* **Data entries**
※
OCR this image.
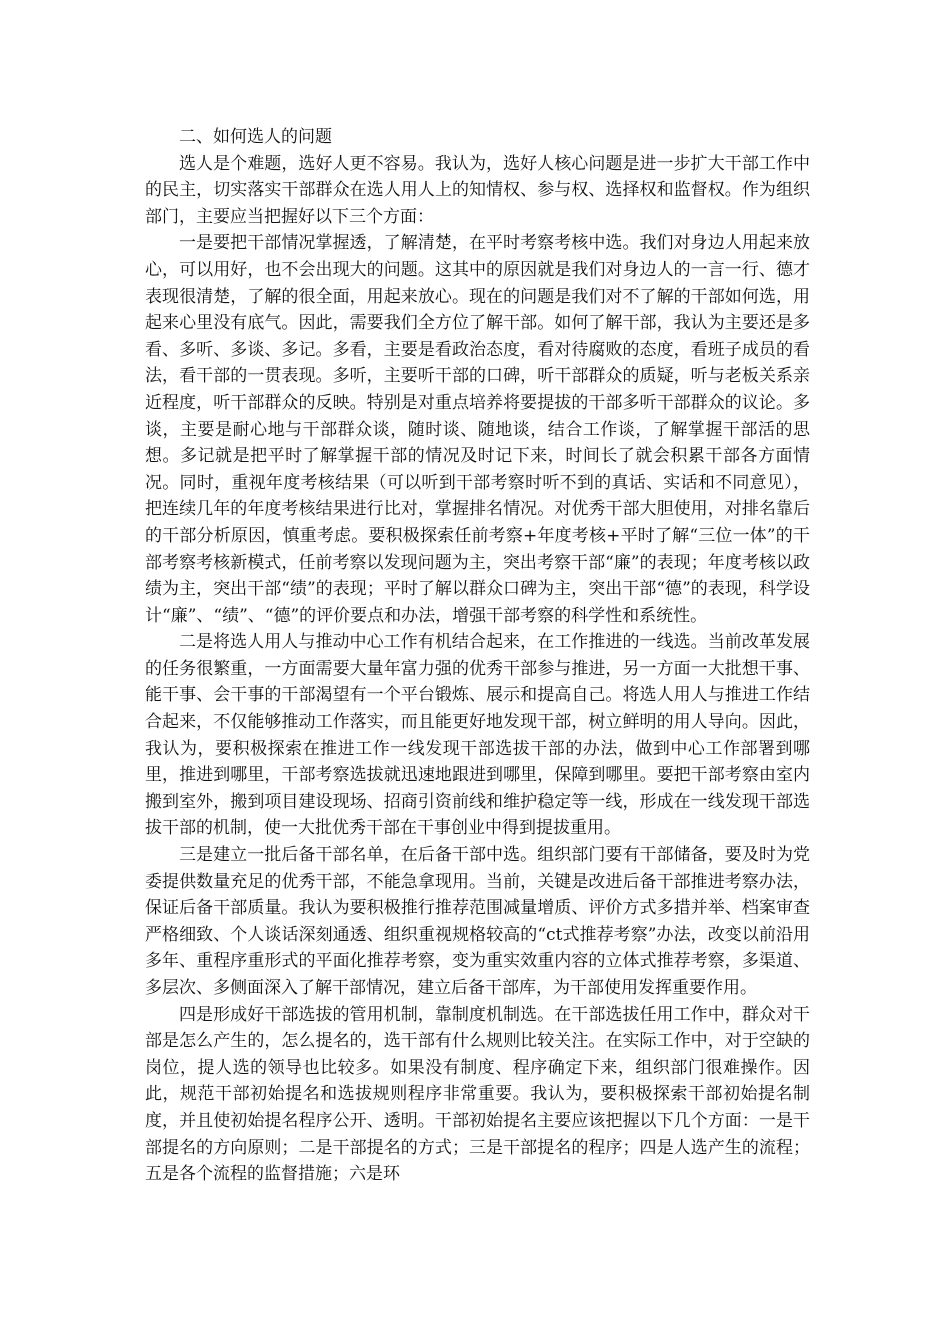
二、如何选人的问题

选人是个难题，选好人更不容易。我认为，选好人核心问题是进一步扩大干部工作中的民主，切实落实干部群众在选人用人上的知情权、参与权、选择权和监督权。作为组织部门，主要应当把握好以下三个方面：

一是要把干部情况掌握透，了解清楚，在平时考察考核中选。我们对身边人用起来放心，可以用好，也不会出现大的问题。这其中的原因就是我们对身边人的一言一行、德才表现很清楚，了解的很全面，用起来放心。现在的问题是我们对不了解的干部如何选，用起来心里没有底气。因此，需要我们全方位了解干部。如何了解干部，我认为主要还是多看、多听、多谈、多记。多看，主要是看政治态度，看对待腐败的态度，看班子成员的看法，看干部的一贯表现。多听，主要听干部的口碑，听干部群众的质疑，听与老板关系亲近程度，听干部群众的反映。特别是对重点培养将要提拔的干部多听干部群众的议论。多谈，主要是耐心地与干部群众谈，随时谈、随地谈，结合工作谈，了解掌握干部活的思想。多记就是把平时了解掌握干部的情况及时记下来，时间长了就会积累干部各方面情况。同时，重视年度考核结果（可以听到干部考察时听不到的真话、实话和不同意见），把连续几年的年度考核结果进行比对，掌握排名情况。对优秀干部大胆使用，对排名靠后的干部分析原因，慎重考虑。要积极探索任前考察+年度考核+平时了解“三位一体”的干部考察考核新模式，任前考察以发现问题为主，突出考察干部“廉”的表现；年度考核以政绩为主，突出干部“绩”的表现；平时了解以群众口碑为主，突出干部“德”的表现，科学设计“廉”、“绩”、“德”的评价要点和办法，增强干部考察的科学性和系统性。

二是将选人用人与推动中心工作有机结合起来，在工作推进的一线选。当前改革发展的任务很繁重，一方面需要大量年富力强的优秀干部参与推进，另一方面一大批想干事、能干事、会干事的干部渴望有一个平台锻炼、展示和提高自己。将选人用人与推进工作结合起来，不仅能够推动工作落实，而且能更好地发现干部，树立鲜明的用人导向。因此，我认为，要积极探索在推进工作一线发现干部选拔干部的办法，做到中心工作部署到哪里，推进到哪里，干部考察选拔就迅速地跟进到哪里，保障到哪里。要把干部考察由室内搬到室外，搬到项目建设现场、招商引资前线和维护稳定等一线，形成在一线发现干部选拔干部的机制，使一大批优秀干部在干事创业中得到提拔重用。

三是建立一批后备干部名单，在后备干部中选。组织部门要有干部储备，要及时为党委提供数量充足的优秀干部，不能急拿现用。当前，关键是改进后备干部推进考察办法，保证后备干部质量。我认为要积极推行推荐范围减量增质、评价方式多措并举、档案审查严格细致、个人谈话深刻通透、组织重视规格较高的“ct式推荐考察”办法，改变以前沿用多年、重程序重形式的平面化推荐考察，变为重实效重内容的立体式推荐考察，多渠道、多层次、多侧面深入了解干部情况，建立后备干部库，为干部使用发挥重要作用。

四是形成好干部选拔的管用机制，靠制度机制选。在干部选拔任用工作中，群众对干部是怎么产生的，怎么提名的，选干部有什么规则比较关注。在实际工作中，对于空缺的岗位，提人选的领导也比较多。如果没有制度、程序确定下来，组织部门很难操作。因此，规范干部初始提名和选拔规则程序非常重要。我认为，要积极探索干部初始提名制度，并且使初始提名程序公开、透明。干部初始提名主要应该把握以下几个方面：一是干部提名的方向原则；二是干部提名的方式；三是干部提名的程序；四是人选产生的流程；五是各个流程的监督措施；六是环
※
* **Instructions for the task**
Except for the pictures, copy the material above exactly.

* **Solved problem**
OCR this image.
二、如何选人的问题

选人是个难题，选好人更不容易。我认为，选好人核心问题是进一步扩大干部工作中的民主，切实落实干部群众在选人用人上的知情权、参与权、选择权和监督权。作为组织部门，主要应当把握好以下三个方面：

一是要把干部情况掌握透，了解清楚，在平时考察考核中选。我们对身边人用起来放心，可以用好，也不会出现大的问题。这其中的原因就是我们对身边人的一言一行、德才表现很清楚，了解的很全面，用起来放心。现在的问题是我们对不了解的干部如何选，用起来心里没有底气。因此，需要我们全方位了解干部。如何了解干部，我认为主要还是多看、多听、多谈、多记。多看，主要是看政治态度，看对待腐败的态度，看班子成员的看法，看干部的一贯表现。多听，主要听干部的口碑，听干部群众的质疑，听与老板关系亲近程度，听干部群众的反映。特别是对重点培养将要提拔的干部多听干部群众的议论。多谈，主要是耐心地与干部群众谈，随时谈、随地谈，结合工作谈，了解掌握干部活的思想。多记就是把平时了解掌握干部的情况及时记下来，时间长了就会积累干部各方面情况。同时，重视年度考核结果（可以听到干部考察时听不到的真话、实话和不同意见），把连续几年的年度考核结果进行比对，掌握排名情况。对优秀干部大胆使用，对排名靠后的干部分析原因，慎重考虑。要积极探索任前考察+年度考核+平时了解“三位一体”的干部考察考核新模式，任前考察以发现问题为主，突出考察干部“廉”的表现；年度考核以政绩为主，突出干部“绩”的表现；平时了解以群众口碑为主，突出干部“德”的表现，科学设计“廉”、“绩”、“德”的评价要点和办法，增强干部考察的科学性和系统性。

二是将选人用人与推动中心工作有机结合起来，在工作推进的一线选。当前改革发展的任务很繁重，一方面需要大量年富力强的优秀干部参与推进，另一方面一大批想干事、能干事、会干事的干部渴望有一个平台锻炼、展示和提高自己。将选人用人与推进工作结合起来，不仅能够推动工作落实，而且能更好地发现干部，树立鲜明的用人导向。因此，我认为，要积极探索在推进工作一线发现干部选拔干部的办法，做到中心工作部署到哪里，推进到哪里，干部考察选拔就迅速地跟进到哪里，保障到哪里。要把干部考察由室内搬到室外，搬到项目建设现场、招商引资前线和维护稳定等一线，形成在一线发现干部选拔干部的机制，使一大批优秀干部在干事创业中得到提拔重用。

三是建立一批后备干部名单，在后备干部中选。组织部门要有干部储备，要及时为党委提供数量充足的优秀干部，不能急拿现用。当前，关键是改进后备干部推进考察办法，保证后备干部质量。我认为要积极推行推荐范围减量增质、评价方式多措并举、档案审查严格细致、个人谈话深刻通透、组织重视规格较高的“ct式推荐考察”办法，改变以前沿用多年、重程序重形式的平面化推荐考察，变为重实效重内容的立体式推荐考察，多渠道、多层次、多侧面深入了解干部情况，建立后备干部库，为干部使用发挥重要作用。

四是形成好干部选拔的管用机制，靠制度机制选。在干部选拔任用工作中，群众对干部是怎么产生的，怎么提名的，选干部有什么规则比较关注。在实际工作中，对于空缺的岗位，提人选的领导也比较多。如果没有制度、程序确定下来，组织部门很难操作。因此，规范干部初始提名和选拔规则程序非常重要。我认为，要积极探索干部初始提名制度，并且使初始提名程序公开、透明。干部初始提名主要应该把握以下几个方面：一是干部提名的方向原则；二是干部提名的方式；三是干部提名的程序；四是人选产生的流程；五是各个流程的监督措施；六是环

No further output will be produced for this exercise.